## Aim
Restate all of the data exactly.
==== Task input ====
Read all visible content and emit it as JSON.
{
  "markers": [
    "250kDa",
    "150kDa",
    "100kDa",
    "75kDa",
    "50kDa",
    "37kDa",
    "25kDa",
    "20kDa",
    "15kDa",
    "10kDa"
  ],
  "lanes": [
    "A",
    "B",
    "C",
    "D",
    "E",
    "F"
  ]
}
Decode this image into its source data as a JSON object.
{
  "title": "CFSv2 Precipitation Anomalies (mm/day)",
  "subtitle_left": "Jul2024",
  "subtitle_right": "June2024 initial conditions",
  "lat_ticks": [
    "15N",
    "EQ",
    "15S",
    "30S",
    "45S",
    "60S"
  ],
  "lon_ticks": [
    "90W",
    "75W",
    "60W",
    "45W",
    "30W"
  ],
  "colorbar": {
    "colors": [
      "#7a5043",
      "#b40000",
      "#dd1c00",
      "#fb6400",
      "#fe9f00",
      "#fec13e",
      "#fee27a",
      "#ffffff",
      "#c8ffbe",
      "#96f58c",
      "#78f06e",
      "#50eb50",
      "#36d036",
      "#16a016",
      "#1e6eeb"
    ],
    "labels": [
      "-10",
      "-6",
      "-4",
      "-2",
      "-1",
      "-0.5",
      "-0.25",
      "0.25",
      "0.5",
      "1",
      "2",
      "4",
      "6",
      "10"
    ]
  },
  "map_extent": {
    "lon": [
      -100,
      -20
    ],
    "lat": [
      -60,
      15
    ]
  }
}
====
## The reply
Read all visible content and emit it as JSON.
{
  "markers": [
    "250kDa",
    "150kDa",
    "100kDa",
    "75kDa",
    "50kDa",
    "37kDa",
    "25kDa",
    "20kDa",
    "15kDa",
    "10kDa"
  ],
  "lanes": [
    "A",
    "B",
    "C",
    "D",
    "E",
    "F"
  ]
}
Decode this image into its source data as a JSON object.
{
  "title": "CFSv2 Precipitation Anomalies (mm/day)",
  "subtitle_left": "Jul2024",
  "subtitle_right": "June2024 initial conditions",
  "lat_ticks": [
    "15N",
    "EQ",
    "15S",
    "30S",
    "45S",
    "60S"
  ],
  "lon_ticks": [
    "90W",
    "75W",
    "60W",
    "45W",
    "30W"
  ],
  "colorbar": {
    "colors": [
      "#7a5043",
      "#b40000",
      "#dd1c00",
      "#fb6400",
      "#fe9f00",
      "#fec13e",
      "#fee27a",
      "#ffffff",
      "#c8ffbe",
      "#96f58c",
      "#78f06e",
      "#50eb50",
      "#36d036",
      "#16a016",
      "#1e6eeb"
    ],
    "labels": [
      "-10",
      "-6",
      "-4",
      "-2",
      "-1",
      "-0.5",
      "-0.25",
      "0.25",
      "0.5",
      "1",
      "2",
      "4",
      "6",
      "10"
    ]
  },
  "map_extent": {
    "lon": [
      -100,
      -20
    ],
    "lat": [
      -60,
      15
    ]
  }
}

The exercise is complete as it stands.